Task => Leave the pictures out and print every record below exactly as it stands.

Data to process =>
^^^^^^^^^^^^^^^^

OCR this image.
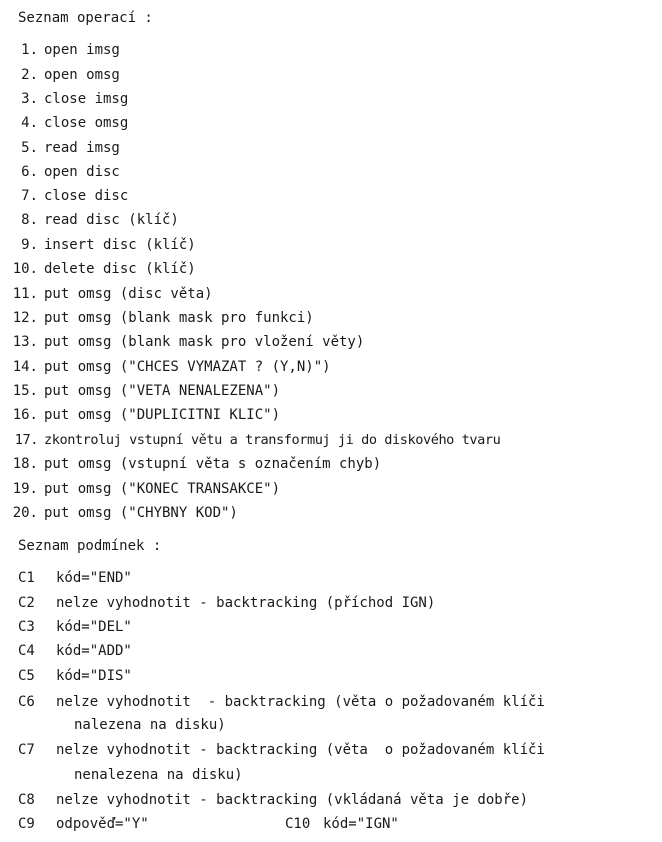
Seznam operací :
1. open imsg
2. open omsg
3. close imsg
4. close omsg
5. read imsg
6. open disc
7. close disc
8. read disc (klíč)
9. insert disc (klíč)
10. delete disc (klíč)
11. put omsg (disc věta)
12. put omsg (blank mask pro funkci)
13. put omsg (blank mask pro vložení věty)
14. put omsg ("CHCES VYMAZAT ? (Y,N)")
15. put omsg ("VETA NENALEZENA")
16. put omsg ("DUPLICITNI KLIC")
17. zkontroluj vstupní větu a transformuj ji do diskového tvaru
18. put omsg (vstupní věta s označením chyb)
19. put omsg ("KONEC TRANSAKCE")
20. put omsg ("CHYBNY KOD")
Seznam podmínek :
C1 kód="END"
C2 nelze vyhodnotit - backtracking (příchod IGN)
C3 kód="DEL"
C4 kód="ADD"
C5 kód="DIS"
C6 nelze vyhodnotit  - backtracking (věta o požadovaném klíči
nalezena na disku)
C7 nelze vyhodnotit - backtracking (věta  o požadovaném klíči
nenalezena na disku)
C8 nelze vyhodnotit - backtracking (vkládaná věta je dobře)
C9 odpověď="Y"	C10 kód="IGN"
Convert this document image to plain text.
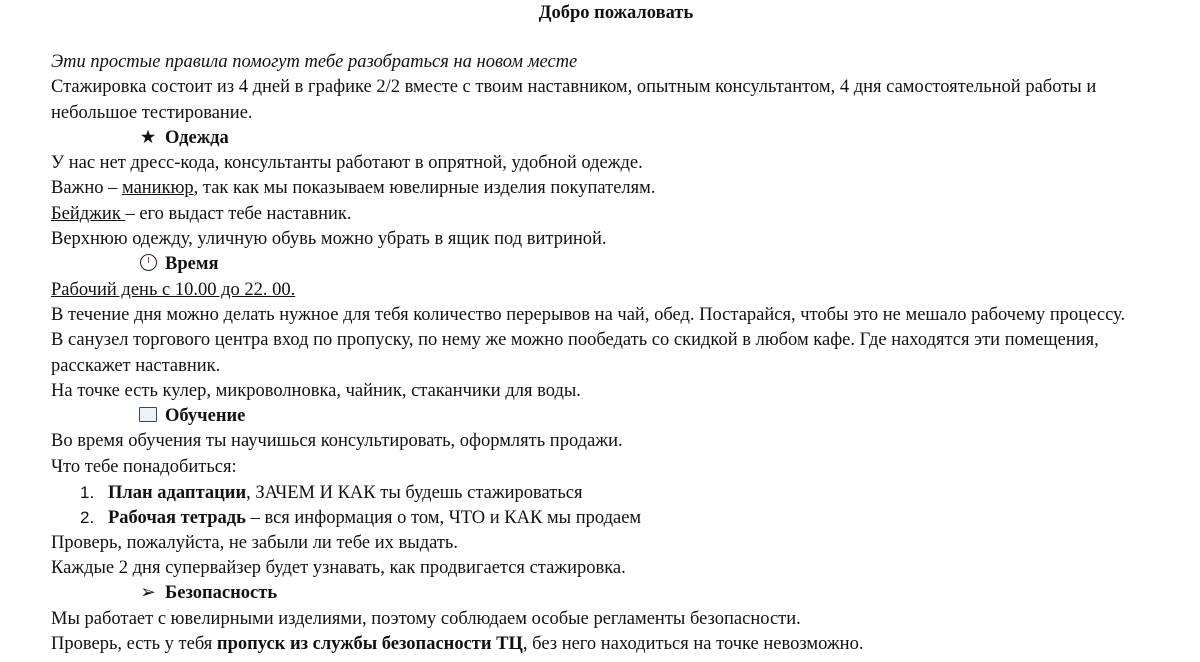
Добро пожаловать
Эти простые правила помогут тебе разобраться на новом месте
Стажировка состоит из 4 дней в графике 2/2 вместе с твоим наставником, опытным консультантом, 4 дня самостоятельной работы и небольшое тестирование.
★ Одежда
У нас нет дресс-кода, консультанты работают в опрятной, удобной одежде.
Важно – маникюр, так как мы показываем ювелирные изделия покупателям.
Бейджик – его выдаст тебе наставник.
Верхнюю одежду, уличную обувь можно убрать в ящик под витриной.
Время
Рабочий день с 10.00 до 22. 00.
В течение дня можно делать нужное для тебя количество перерывов на чай, обед. Постарайся, чтобы это не мешало рабочему процессу.
В санузел торгового центра вход по пропуску, по нему же можно пообедать со скидкой в любом кафе. Где находятся эти помещения, расскажет наставник.
На точке есть кулер, микроволновка, чайник, стаканчики для воды.
Обучение
Во время обучения ты научишься консультировать, оформлять продажи.
Что тебе понадобиться:
1. План адаптации, ЗАЧЕМ И КАК ты будешь стажироваться
2. Рабочая тетрадь – вся информация о том, ЧТО и КАК мы продаем
Проверь, пожалуйста, не забыли ли тебе их выдать.
Каждые 2 дня супервайзер будет узнавать, как продвигается стажировка.
➢ Безопасность
Мы работает с ювелирными изделиями, поэтому соблюдаем особые регламенты безопасности.
Проверь, есть у тебя пропуск из службы безопасности ТЦ, без него находиться на точке невозможно.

^^^^^^^^^^^^^^^^

Reply to the task =>
OCR this image.
Seznam operací :
1. open imsg
2. open omsg
3. close imsg
4. close omsg
5. read imsg
6. open disc
7. close disc
8. read disc (klíč)
9. insert disc (klíč)
10. delete disc (klíč)
11. put omsg (disc věta)
12. put omsg (blank mask pro funkci)
13. put omsg (blank mask pro vložení věty)
14. put omsg ("CHCES VYMAZAT ? (Y,N)")
15. put omsg ("VETA NENALEZENA")
16. put omsg ("DUPLICITNI KLIC")
17. zkontroluj vstupní větu a transformuj ji do diskového tvaru
18. put omsg (vstupní věta s označením chyb)
19. put omsg ("KONEC TRANSAKCE")
20. put omsg ("CHYBNY KOD")
Seznam podmínek :
C1 kód="END"
C2 nelze vyhodnotit - backtracking (příchod IGN)
C3 kód="DEL"
C4 kód="ADD"
C5 kód="DIS"
C6 nelze vyhodnotit  - backtracking (věta o požadovaném klíči
nalezena na disku)
C7 nelze vyhodnotit - backtracking (věta  o požadovaném klíči
nenalezena na disku)
C8 nelze vyhodnotit - backtracking (vkládaná věta je dobře)
C9 odpověď="Y"	C10 kód="IGN"
Convert this document image to plain text.
Добро пожаловать
Эти простые правила помогут тебе разобраться на новом месте
Стажировка состоит из 4 дней в графике 2/2 вместе с твоим наставником, опытным консультантом, 4 дня самостоятельной работы и небольшое тестирование.
★ Одежда
У нас нет дресс-кода, консультанты работают в опрятной, удобной одежде.
Важно – маникюр, так как мы показываем ювелирные изделия покупателям.
Бейджик – его выдаст тебе наставник.
Верхнюю одежду, уличную обувь можно убрать в ящик под витриной.
Время
Рабочий день с 10.00 до 22. 00.
В течение дня можно делать нужное для тебя количество перерывов на чай, обед. Постарайся, чтобы это не мешало рабочему процессу.
В санузел торгового центра вход по пропуску, по нему же можно пообедать со скидкой в любом кафе. Где находятся эти помещения, расскажет наставник.
На точке есть кулер, микроволновка, чайник, стаканчики для воды.
Обучение
Во время обучения ты научишься консультировать, оформлять продажи.
Что тебе понадобиться:
1. План адаптации, ЗАЧЕМ И КАК ты будешь стажироваться
2. Рабочая тетрадь – вся информация о том, ЧТО и КАК мы продаем
Проверь, пожалуйста, не забыли ли тебе их выдать.
Каждые 2 дня супервайзер будет узнавать, как продвигается стажировка.
➢ Безопасность
Мы работает с ювелирными изделиями, поэтому соблюдаем особые регламенты безопасности.
Проверь, есть у тебя пропуск из службы безопасности ТЦ, без него находиться на точке невозможно.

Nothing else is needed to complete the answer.